Dataset entries:
╔══

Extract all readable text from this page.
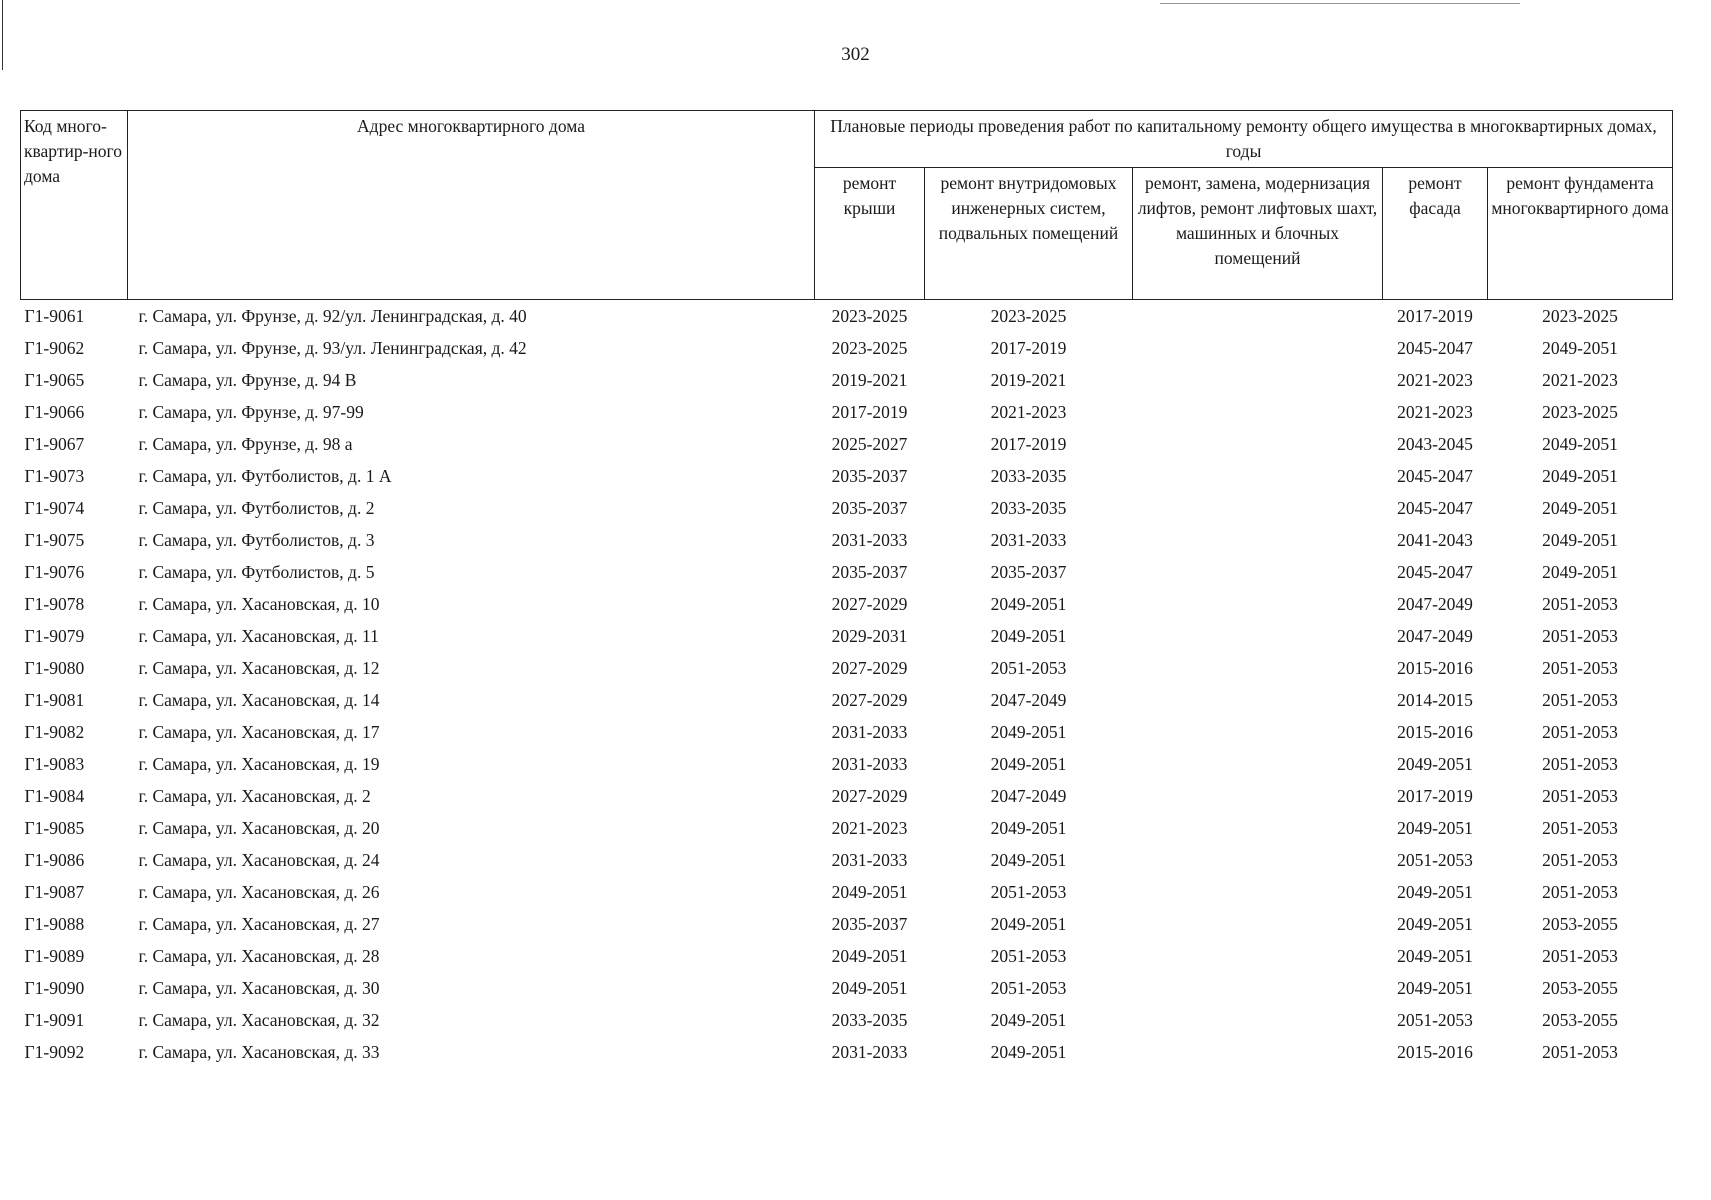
302
Код много-квартир-ного дома	Адрес многоквартирного дома	Плановые периоды проведения работ по капитальному ремонту общего имущества в многоквартирных домах, годы				
		ремонт крыши	ремонт внутридомовых инженерных систем, подвальных помещений	ремонт, замена, модернизация лифтов, ремонт лифтовых шахт, машинных и блочных помещений	ремонт фасада	ремонт фундамента многоквартирного дома
Г1-9061	г. Самара, ул. Фрунзе, д. 92/ул. Ленинградская, д. 40	2023-2025	2023-2025		2017-2019	2023-2025
Г1-9062	г. Самара, ул. Фрунзе, д. 93/ул. Ленинградская, д. 42	2023-2025	2017-2019		2045-2047	2049-2051
Г1-9065	г. Самара, ул. Фрунзе, д. 94 В	2019-2021	2019-2021		2021-2023	2021-2023
Г1-9066	г. Самара, ул. Фрунзе, д. 97-99	2017-2019	2021-2023		2021-2023	2023-2025
Г1-9067	г. Самара, ул. Фрунзе, д. 98 а	2025-2027	2017-2019		2043-2045	2049-2051
Г1-9073	г. Самара, ул. Футболистов, д. 1 А	2035-2037	2033-2035		2045-2047	2049-2051
Г1-9074	г. Самара, ул. Футболистов, д. 2	2035-2037	2033-2035		2045-2047	2049-2051
Г1-9075	г. Самара, ул. Футболистов, д. 3	2031-2033	2031-2033		2041-2043	2049-2051
Г1-9076	г. Самара, ул. Футболистов, д. 5	2035-2037	2035-2037		2045-2047	2049-2051
Г1-9078	г. Самара, ул. Хасановская, д. 10	2027-2029	2049-2051		2047-2049	2051-2053
Г1-9079	г. Самара, ул. Хасановская, д. 11	2029-2031	2049-2051		2047-2049	2051-2053
Г1-9080	г. Самара, ул. Хасановская, д. 12	2027-2029	2051-2053		2015-2016	2051-2053
Г1-9081	г. Самара, ул. Хасановская, д. 14	2027-2029	2047-2049		2014-2015	2051-2053
Г1-9082	г. Самара, ул. Хасановская, д. 17	2031-2033	2049-2051		2015-2016	2051-2053
Г1-9083	г. Самара, ул. Хасановская, д. 19	2031-2033	2049-2051		2049-2051	2051-2053
Г1-9084	г. Самара, ул. Хасановская, д. 2	2027-2029	2047-2049		2017-2019	2051-2053
Г1-9085	г. Самара, ул. Хасановская, д. 20	2021-2023	2049-2051		2049-2051	2051-2053
Г1-9086	г. Самара, ул. Хасановская, д. 24	2031-2033	2049-2051		2051-2053	2051-2053
Г1-9087	г. Самара, ул. Хасановская, д. 26	2049-2051	2051-2053		2049-2051	2051-2053
Г1-9088	г. Самара, ул. Хасановская, д. 27	2035-2037	2049-2051		2049-2051	2053-2055
Г1-9089	г. Самара, ул. Хасановская, д. 28	2049-2051	2051-2053		2049-2051	2051-2053
Г1-9090	г. Самара, ул. Хасановская, д. 30	2049-2051	2051-2053		2049-2051	2053-2055
Г1-9091	г. Самара, ул. Хасановская, д. 32	2033-2035	2049-2051		2051-2053	2053-2055
Г1-9092	г. Самара, ул. Хасановская, д. 33	2031-2033	2049-2051		2015-2016	2051-2053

╚══

> EXERCISE OBJECTIVE
Without including any picture, retype the entries exactly.

> REPLY TO THE EXERCISE
Extract all readable text from this page.
302
Код много-квартир-ного дома	Адрес многоквартирного дома	Плановые периоды проведения работ по капитальному ремонту общего имущества в многоквартирных домах, годы				
		ремонт крыши	ремонт внутридомовых инженерных систем, подвальных помещений	ремонт, замена, модернизация лифтов, ремонт лифтовых шахт, машинных и блочных помещений	ремонт фасада	ремонт фундамента многоквартирного дома
Г1-9061	г. Самара, ул. Фрунзе, д. 92/ул. Ленинградская, д. 40	2023-2025	2023-2025		2017-2019	2023-2025
Г1-9062	г. Самара, ул. Фрунзе, д. 93/ул. Ленинградская, д. 42	2023-2025	2017-2019		2045-2047	2049-2051
Г1-9065	г. Самара, ул. Фрунзе, д. 94 В	2019-2021	2019-2021		2021-2023	2021-2023
Г1-9066	г. Самара, ул. Фрунзе, д. 97-99	2017-2019	2021-2023		2021-2023	2023-2025
Г1-9067	г. Самара, ул. Фрунзе, д. 98 а	2025-2027	2017-2019		2043-2045	2049-2051
Г1-9073	г. Самара, ул. Футболистов, д. 1 А	2035-2037	2033-2035		2045-2047	2049-2051
Г1-9074	г. Самара, ул. Футболистов, д. 2	2035-2037	2033-2035		2045-2047	2049-2051
Г1-9075	г. Самара, ул. Футболистов, д. 3	2031-2033	2031-2033		2041-2043	2049-2051
Г1-9076	г. Самара, ул. Футболистов, д. 5	2035-2037	2035-2037		2045-2047	2049-2051
Г1-9078	г. Самара, ул. Хасановская, д. 10	2027-2029	2049-2051		2047-2049	2051-2053
Г1-9079	г. Самара, ул. Хасановская, д. 11	2029-2031	2049-2051		2047-2049	2051-2053
Г1-9080	г. Самара, ул. Хасановская, д. 12	2027-2029	2051-2053		2015-2016	2051-2053
Г1-9081	г. Самара, ул. Хасановская, д. 14	2027-2029	2047-2049		2014-2015	2051-2053
Г1-9082	г. Самара, ул. Хасановская, д. 17	2031-2033	2049-2051		2015-2016	2051-2053
Г1-9083	г. Самара, ул. Хасановская, д. 19	2031-2033	2049-2051		2049-2051	2051-2053
Г1-9084	г. Самара, ул. Хасановская, д. 2	2027-2029	2047-2049		2017-2019	2051-2053
Г1-9085	г. Самара, ул. Хасановская, д. 20	2021-2023	2049-2051		2049-2051	2051-2053
Г1-9086	г. Самара, ул. Хасановская, д. 24	2031-2033	2049-2051		2051-2053	2051-2053
Г1-9087	г. Самара, ул. Хасановская, д. 26	2049-2051	2051-2053		2049-2051	2051-2053
Г1-9088	г. Самара, ул. Хасановская, д. 27	2035-2037	2049-2051		2049-2051	2053-2055
Г1-9089	г. Самара, ул. Хасановская, д. 28	2049-2051	2051-2053		2049-2051	2051-2053
Г1-9090	г. Самара, ул. Хасановская, д. 30	2049-2051	2051-2053		2049-2051	2053-2055
Г1-9091	г. Самара, ул. Хасановская, д. 32	2033-2035	2049-2051		2051-2053	2053-2055
Г1-9092	г. Самара, ул. Хасановская, д. 33	2031-2033	2049-2051		2015-2016	2051-2053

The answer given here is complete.